▸ **WORK TO BE COMPLETED**: Repeat the listing in full, preserving every character.

Rows from a figure dataset
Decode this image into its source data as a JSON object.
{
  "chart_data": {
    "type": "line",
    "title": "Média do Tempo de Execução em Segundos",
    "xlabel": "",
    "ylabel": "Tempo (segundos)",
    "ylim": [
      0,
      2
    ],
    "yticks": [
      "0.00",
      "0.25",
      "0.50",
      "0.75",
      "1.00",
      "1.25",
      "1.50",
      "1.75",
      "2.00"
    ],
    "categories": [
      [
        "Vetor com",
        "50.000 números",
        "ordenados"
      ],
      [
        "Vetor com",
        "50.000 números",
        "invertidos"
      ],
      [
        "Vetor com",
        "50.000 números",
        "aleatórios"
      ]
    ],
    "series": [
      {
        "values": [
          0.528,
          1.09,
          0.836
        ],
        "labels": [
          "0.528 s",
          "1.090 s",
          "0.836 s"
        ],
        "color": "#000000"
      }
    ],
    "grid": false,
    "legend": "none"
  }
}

▸ **SOLUTION BELOW**:
Decode this image into its source data as a JSON object.
{
  "chart_data": {
    "type": "line",
    "title": "Média do Tempo de Execução em Segundos",
    "xlabel": "",
    "ylabel": "Tempo (segundos)",
    "ylim": [
      0,
      2
    ],
    "yticks": [
      "0.00",
      "0.25",
      "0.50",
      "0.75",
      "1.00",
      "1.25",
      "1.50",
      "1.75",
      "2.00"
    ],
    "categories": [
      [
        "Vetor com",
        "50.000 números",
        "ordenados"
      ],
      [
        "Vetor com",
        "50.000 números",
        "invertidos"
      ],
      [
        "Vetor com",
        "50.000 números",
        "aleatórios"
      ]
    ],
    "series": [
      {
        "values": [
          0.528,
          1.09,
          0.836
        ],
        "labels": [
          "0.528 s",
          "1.090 s",
          "0.836 s"
        ],
        "color": "#000000"
      }
    ],
    "grid": false,
    "legend": "none"
  }
}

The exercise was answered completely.